** START OF DATA RECORDS **
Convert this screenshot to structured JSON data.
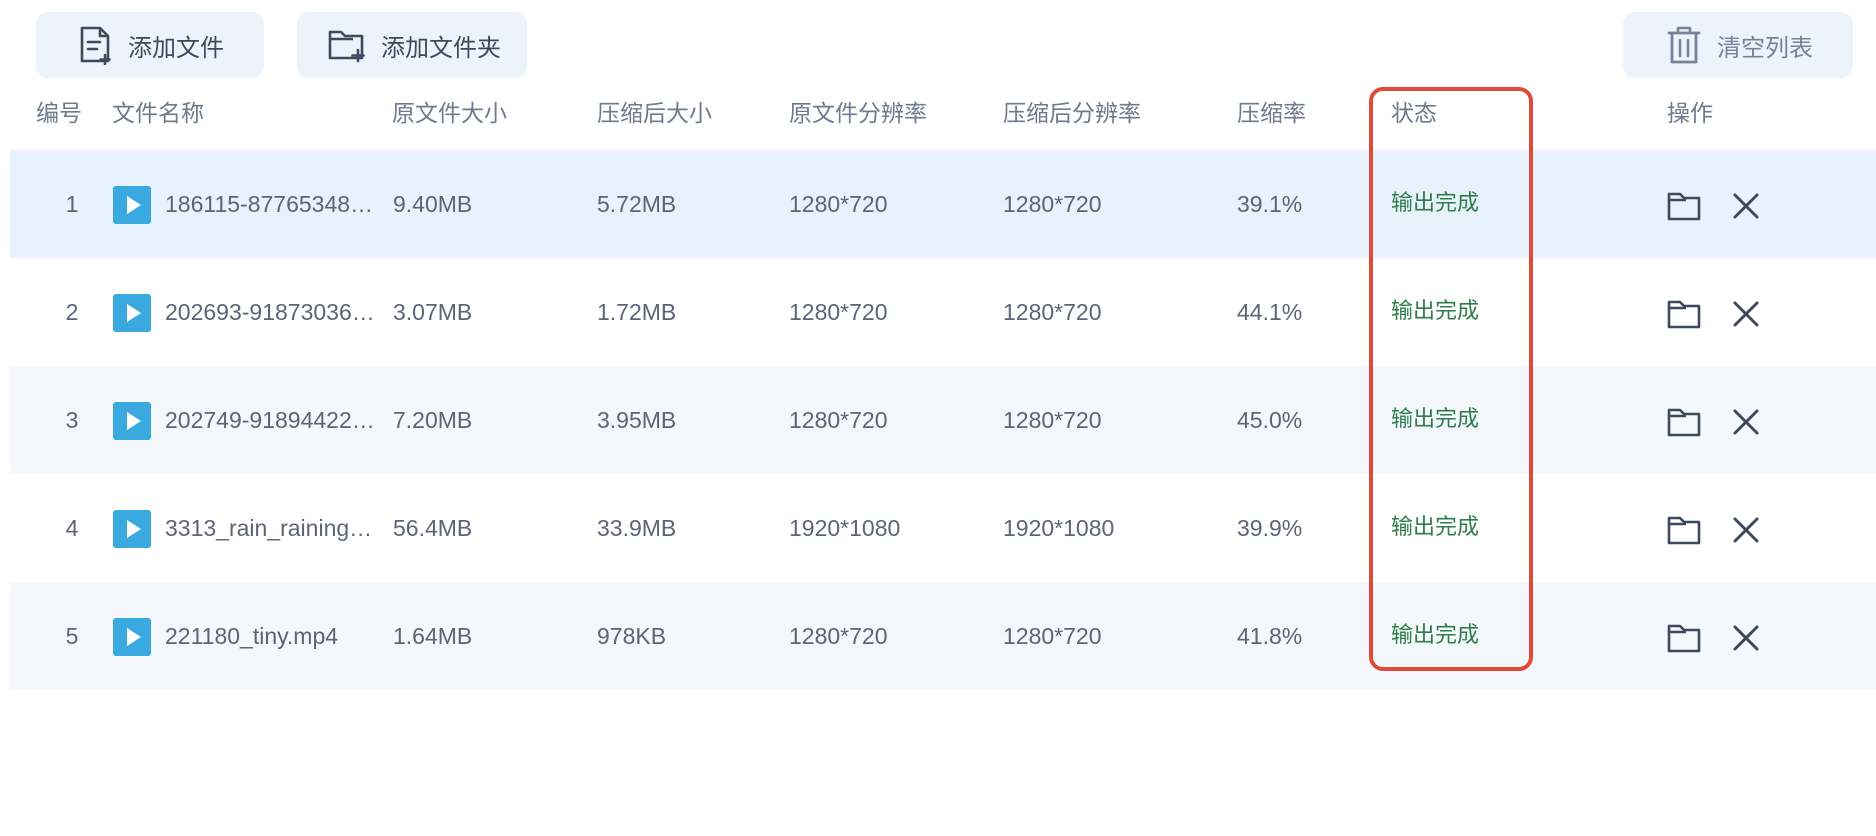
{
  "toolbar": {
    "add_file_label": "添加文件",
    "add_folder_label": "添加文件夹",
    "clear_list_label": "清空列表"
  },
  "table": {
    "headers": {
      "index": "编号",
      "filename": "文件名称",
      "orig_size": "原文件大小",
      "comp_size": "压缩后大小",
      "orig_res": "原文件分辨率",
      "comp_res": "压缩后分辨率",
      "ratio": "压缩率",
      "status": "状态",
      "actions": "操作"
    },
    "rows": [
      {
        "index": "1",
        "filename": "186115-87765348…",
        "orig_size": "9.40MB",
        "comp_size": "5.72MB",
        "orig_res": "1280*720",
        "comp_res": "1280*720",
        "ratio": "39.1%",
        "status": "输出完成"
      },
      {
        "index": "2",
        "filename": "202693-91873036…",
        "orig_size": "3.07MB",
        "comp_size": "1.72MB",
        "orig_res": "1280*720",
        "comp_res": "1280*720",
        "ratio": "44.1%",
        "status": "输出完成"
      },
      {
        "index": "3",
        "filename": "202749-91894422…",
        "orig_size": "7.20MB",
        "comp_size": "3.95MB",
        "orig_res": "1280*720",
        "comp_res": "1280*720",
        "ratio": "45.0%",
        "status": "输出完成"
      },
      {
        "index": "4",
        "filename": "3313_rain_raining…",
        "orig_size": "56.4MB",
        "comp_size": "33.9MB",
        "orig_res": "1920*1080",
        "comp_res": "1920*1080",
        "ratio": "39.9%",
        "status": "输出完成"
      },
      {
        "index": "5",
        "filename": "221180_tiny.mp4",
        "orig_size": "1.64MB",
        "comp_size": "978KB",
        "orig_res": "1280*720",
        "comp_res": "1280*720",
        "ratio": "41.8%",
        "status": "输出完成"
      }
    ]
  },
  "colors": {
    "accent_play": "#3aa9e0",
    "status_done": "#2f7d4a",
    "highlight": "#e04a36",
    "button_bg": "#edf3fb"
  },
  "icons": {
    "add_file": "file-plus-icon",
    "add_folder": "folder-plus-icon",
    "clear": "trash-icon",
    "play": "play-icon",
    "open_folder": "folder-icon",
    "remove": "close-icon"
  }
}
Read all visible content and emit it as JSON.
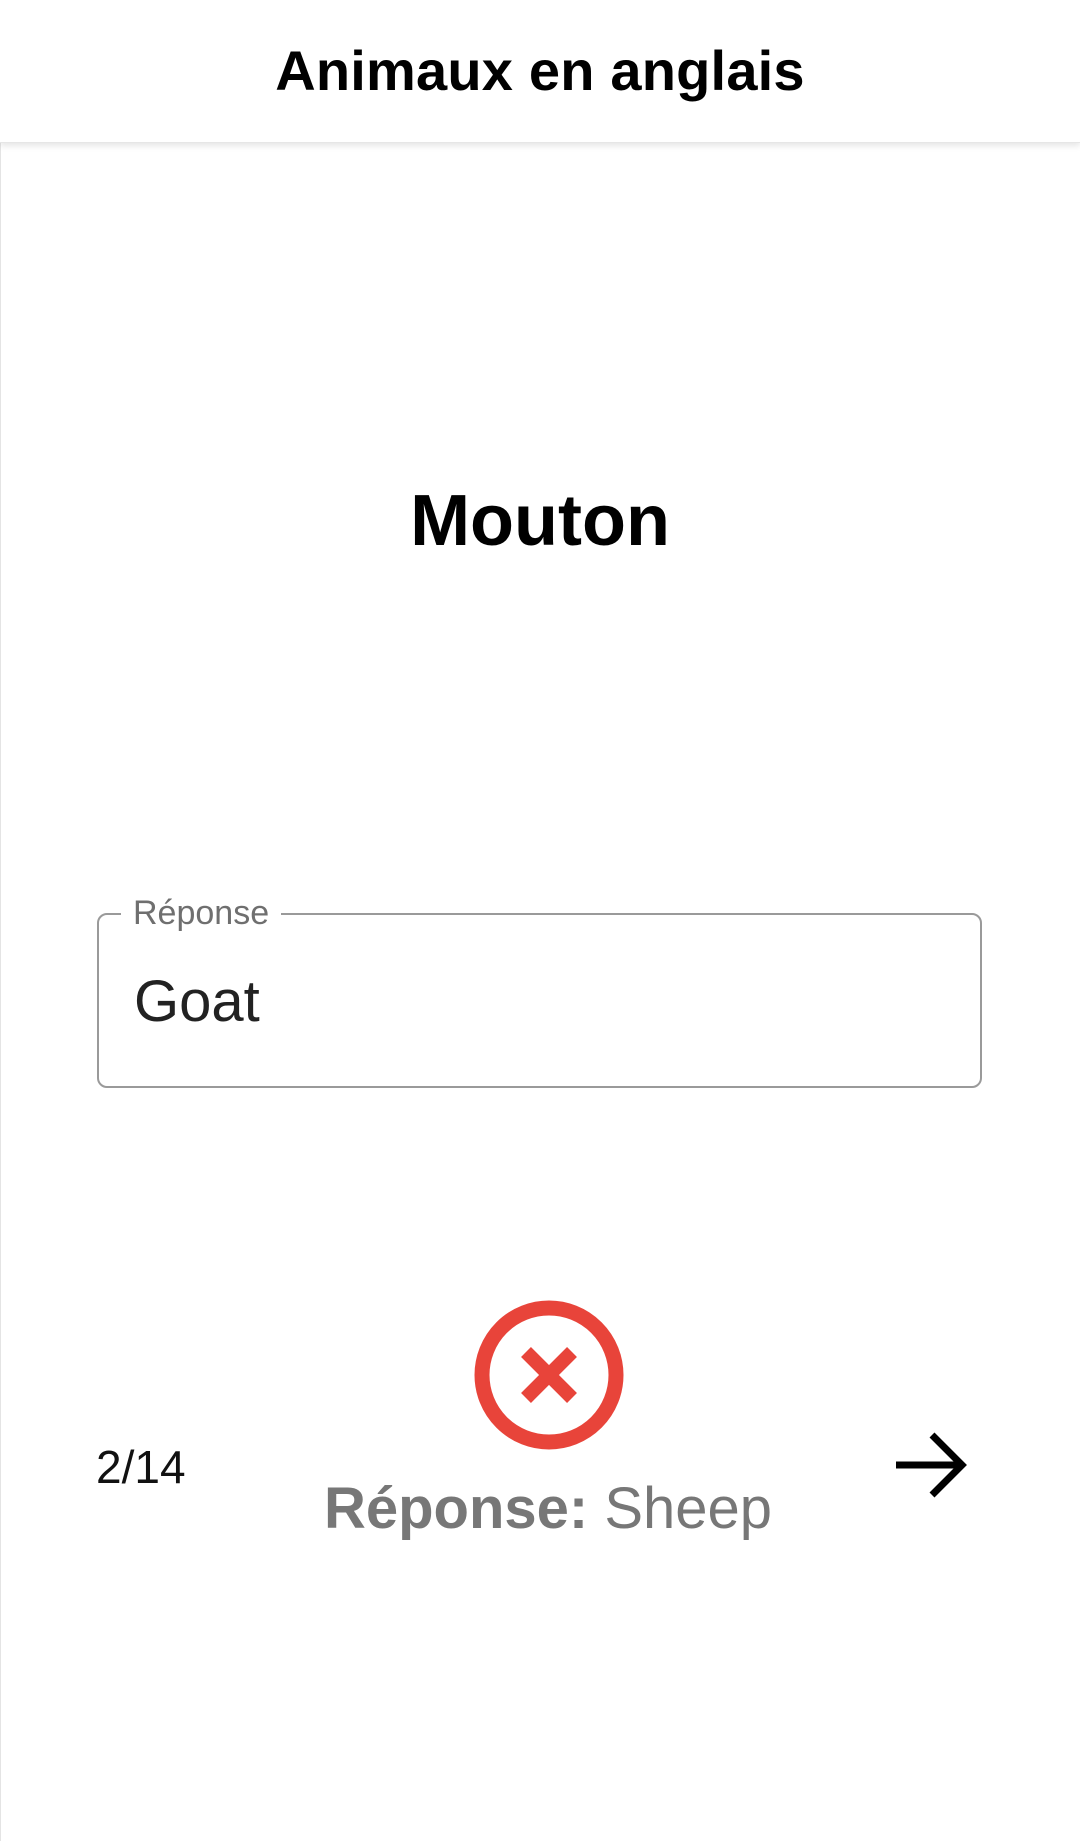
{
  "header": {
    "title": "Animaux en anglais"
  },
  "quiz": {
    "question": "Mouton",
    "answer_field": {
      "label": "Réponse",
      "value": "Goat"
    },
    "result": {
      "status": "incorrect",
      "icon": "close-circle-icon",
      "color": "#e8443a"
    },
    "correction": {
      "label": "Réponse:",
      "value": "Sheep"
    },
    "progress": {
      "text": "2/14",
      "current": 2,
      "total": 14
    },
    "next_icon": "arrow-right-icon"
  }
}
** END OF DATA RECORDS **
Count the lines in the records above that contain the word "plus", and give only that number.

2